*** SOURCE DATA ***

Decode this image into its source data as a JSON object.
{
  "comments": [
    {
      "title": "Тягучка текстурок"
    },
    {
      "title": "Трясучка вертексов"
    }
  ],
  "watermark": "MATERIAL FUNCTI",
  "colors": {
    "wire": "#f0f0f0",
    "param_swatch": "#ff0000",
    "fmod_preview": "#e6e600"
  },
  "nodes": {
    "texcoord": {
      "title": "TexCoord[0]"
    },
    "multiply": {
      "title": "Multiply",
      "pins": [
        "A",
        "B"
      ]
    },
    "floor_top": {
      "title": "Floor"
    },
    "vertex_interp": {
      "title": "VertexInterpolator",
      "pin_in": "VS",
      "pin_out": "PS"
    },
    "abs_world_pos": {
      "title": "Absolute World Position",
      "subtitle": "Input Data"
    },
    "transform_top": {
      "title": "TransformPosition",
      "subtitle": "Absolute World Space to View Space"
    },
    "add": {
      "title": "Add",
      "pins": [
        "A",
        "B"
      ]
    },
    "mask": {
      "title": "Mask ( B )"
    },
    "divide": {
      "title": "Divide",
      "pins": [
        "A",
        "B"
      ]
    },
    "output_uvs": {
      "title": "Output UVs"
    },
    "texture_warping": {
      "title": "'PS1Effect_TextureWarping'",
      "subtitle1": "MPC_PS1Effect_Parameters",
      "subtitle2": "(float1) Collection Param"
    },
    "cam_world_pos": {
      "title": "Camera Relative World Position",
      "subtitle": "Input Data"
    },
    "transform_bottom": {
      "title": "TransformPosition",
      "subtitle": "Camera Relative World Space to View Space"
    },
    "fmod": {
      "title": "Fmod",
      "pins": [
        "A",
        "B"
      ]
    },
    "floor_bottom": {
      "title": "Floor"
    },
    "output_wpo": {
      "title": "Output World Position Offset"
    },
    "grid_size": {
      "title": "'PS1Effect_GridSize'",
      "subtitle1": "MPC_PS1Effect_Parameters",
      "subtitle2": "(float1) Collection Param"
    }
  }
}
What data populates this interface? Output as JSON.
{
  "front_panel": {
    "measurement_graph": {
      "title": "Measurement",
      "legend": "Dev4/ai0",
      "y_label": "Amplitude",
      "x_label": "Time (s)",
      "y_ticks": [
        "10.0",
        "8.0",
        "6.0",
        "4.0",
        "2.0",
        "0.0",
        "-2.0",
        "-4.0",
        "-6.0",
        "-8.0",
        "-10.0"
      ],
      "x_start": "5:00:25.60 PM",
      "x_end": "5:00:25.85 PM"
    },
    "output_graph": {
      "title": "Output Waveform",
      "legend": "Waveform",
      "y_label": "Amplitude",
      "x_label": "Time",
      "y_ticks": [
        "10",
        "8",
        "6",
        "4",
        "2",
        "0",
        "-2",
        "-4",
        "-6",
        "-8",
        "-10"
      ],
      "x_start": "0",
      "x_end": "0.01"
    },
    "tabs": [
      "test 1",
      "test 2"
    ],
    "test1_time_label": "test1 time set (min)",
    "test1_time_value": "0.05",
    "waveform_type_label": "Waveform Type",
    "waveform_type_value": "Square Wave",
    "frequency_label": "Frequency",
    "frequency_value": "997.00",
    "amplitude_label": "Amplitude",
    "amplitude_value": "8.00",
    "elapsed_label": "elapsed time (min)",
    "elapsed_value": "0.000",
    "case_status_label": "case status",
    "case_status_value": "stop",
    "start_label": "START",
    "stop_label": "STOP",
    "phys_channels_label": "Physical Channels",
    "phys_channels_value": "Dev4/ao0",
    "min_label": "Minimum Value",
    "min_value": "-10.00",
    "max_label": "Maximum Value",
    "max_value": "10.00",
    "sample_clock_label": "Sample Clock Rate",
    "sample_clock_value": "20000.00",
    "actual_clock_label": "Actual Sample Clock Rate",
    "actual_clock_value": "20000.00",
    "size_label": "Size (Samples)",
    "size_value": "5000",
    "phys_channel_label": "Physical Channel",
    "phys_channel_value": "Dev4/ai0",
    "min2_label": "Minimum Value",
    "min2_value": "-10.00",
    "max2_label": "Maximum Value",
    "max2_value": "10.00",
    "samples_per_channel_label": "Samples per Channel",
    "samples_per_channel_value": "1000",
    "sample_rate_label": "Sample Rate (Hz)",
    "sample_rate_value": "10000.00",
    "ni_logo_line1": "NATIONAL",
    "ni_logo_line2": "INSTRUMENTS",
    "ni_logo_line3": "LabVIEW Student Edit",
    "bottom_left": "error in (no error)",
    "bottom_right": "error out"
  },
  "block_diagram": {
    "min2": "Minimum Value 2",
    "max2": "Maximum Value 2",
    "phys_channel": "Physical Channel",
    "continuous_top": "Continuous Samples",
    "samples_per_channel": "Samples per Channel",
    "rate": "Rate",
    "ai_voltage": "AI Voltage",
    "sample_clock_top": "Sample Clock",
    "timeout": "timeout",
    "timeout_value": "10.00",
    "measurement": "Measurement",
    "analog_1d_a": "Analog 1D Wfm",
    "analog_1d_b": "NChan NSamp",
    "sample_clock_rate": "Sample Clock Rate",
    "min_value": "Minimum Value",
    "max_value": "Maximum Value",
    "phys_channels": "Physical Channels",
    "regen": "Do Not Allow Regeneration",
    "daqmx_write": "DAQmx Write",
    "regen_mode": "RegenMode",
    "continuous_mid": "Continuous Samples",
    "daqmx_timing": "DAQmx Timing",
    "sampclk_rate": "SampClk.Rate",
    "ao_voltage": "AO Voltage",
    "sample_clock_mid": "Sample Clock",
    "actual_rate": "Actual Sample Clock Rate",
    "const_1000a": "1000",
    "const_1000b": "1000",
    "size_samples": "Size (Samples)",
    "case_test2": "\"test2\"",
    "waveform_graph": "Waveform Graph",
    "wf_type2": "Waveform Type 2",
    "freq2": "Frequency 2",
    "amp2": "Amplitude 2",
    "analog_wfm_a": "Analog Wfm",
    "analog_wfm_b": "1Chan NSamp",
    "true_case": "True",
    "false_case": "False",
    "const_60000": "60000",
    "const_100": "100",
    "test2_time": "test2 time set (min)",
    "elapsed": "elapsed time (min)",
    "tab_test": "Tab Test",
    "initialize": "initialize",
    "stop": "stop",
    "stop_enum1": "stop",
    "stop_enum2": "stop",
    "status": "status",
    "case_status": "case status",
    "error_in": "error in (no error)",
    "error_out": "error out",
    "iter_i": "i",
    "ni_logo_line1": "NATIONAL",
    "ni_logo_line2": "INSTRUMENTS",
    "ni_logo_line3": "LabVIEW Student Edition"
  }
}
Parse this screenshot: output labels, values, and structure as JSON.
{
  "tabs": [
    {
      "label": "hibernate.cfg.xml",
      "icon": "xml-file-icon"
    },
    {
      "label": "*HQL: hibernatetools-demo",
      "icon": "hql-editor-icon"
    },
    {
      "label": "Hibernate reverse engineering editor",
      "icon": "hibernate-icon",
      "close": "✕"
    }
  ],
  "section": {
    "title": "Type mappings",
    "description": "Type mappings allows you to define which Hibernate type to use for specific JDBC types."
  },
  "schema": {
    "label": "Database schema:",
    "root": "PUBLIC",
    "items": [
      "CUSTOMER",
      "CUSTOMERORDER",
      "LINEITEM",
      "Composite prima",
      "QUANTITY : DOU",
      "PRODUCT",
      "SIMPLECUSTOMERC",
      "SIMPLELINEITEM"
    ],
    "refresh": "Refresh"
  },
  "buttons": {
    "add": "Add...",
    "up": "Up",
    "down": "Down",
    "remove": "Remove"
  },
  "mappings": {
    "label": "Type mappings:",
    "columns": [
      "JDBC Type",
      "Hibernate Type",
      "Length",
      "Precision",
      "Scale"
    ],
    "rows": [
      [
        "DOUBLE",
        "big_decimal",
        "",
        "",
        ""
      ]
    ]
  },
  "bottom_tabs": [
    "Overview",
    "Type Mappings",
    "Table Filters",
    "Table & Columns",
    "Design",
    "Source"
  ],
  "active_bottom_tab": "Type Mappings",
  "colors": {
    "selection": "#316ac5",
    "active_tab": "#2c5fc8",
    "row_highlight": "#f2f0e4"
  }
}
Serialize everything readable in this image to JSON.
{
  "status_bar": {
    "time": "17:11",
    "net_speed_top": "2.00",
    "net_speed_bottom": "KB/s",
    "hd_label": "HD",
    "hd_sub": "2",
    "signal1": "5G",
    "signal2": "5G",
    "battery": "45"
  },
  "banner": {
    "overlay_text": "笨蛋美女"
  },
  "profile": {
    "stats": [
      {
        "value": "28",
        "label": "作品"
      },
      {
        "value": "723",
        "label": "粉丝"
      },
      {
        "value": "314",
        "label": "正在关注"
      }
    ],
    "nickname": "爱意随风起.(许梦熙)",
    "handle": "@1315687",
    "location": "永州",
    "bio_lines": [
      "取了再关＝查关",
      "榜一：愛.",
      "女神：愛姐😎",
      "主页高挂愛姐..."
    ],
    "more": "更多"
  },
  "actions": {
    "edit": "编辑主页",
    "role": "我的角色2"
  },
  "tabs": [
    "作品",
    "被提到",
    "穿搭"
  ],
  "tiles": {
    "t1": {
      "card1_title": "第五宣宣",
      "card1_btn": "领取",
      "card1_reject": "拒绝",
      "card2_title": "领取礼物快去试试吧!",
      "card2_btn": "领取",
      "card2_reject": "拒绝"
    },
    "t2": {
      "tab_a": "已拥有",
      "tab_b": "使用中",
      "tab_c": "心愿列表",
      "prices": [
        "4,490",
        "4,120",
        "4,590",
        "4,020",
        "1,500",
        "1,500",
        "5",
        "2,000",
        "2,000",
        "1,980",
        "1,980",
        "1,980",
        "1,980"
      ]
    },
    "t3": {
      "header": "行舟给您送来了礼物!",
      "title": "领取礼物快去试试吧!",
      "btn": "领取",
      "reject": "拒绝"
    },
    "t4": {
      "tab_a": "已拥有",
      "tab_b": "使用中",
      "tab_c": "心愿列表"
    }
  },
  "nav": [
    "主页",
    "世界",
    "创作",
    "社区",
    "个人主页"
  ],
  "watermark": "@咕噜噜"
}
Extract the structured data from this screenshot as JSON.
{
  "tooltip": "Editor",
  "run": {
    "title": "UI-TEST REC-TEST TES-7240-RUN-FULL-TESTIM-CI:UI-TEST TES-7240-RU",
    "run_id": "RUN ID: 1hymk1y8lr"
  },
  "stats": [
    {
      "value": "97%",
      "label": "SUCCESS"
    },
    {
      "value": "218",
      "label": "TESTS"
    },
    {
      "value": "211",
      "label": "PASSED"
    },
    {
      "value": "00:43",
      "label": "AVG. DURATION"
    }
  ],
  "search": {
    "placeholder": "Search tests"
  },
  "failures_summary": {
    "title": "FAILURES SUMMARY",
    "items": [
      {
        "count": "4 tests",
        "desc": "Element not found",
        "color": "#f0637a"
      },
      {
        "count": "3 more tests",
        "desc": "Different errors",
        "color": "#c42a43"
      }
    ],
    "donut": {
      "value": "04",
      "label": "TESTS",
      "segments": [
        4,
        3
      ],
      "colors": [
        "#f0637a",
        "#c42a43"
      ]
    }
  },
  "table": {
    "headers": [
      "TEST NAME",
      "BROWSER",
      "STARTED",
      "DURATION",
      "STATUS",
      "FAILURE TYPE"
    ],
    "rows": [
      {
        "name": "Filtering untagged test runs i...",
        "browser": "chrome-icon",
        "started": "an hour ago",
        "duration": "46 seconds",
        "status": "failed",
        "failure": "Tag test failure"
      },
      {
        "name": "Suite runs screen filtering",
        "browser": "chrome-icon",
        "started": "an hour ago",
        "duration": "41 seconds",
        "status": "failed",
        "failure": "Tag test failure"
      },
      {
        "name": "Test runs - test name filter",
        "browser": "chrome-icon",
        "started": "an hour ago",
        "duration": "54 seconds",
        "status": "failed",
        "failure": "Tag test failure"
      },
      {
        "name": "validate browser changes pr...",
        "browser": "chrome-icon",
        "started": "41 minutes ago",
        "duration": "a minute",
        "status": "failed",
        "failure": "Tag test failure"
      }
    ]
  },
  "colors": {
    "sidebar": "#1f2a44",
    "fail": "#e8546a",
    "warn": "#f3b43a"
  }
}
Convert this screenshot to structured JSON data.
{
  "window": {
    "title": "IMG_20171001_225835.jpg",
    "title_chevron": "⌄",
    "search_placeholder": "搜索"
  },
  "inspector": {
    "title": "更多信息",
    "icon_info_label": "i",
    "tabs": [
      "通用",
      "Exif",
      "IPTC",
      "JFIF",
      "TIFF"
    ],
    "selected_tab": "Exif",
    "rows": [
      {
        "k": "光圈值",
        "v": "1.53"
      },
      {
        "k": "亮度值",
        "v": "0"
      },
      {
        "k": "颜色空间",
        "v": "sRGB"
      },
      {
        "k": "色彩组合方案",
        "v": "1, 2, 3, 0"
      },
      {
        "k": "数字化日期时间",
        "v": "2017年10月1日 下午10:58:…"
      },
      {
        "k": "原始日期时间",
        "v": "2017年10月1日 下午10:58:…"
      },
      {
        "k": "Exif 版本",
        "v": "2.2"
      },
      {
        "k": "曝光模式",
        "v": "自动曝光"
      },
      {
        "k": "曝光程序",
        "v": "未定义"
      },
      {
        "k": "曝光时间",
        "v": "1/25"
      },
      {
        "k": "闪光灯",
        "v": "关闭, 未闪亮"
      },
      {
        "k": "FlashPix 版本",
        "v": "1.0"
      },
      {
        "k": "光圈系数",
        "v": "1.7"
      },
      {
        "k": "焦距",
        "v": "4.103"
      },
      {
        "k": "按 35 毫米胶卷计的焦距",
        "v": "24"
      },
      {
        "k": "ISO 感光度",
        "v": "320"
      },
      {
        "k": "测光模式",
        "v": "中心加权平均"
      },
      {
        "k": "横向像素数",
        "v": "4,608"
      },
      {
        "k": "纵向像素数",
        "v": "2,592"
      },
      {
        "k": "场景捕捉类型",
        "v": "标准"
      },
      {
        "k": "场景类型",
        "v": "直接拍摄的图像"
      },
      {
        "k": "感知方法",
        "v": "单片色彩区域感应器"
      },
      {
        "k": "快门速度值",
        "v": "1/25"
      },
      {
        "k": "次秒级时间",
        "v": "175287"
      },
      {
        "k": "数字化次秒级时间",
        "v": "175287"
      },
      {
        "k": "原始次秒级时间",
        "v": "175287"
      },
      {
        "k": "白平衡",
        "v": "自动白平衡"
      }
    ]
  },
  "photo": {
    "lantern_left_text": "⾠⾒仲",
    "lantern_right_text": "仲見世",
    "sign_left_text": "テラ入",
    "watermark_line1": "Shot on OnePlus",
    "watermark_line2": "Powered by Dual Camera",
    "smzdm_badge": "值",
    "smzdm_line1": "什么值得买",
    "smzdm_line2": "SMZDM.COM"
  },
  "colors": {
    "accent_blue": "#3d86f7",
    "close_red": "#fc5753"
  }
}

***

- _REQUIREMENT_
Scan the material above and determine how many lines include the word "image"; report only the number.

- _ANSWER TO THE EXERCISE_
2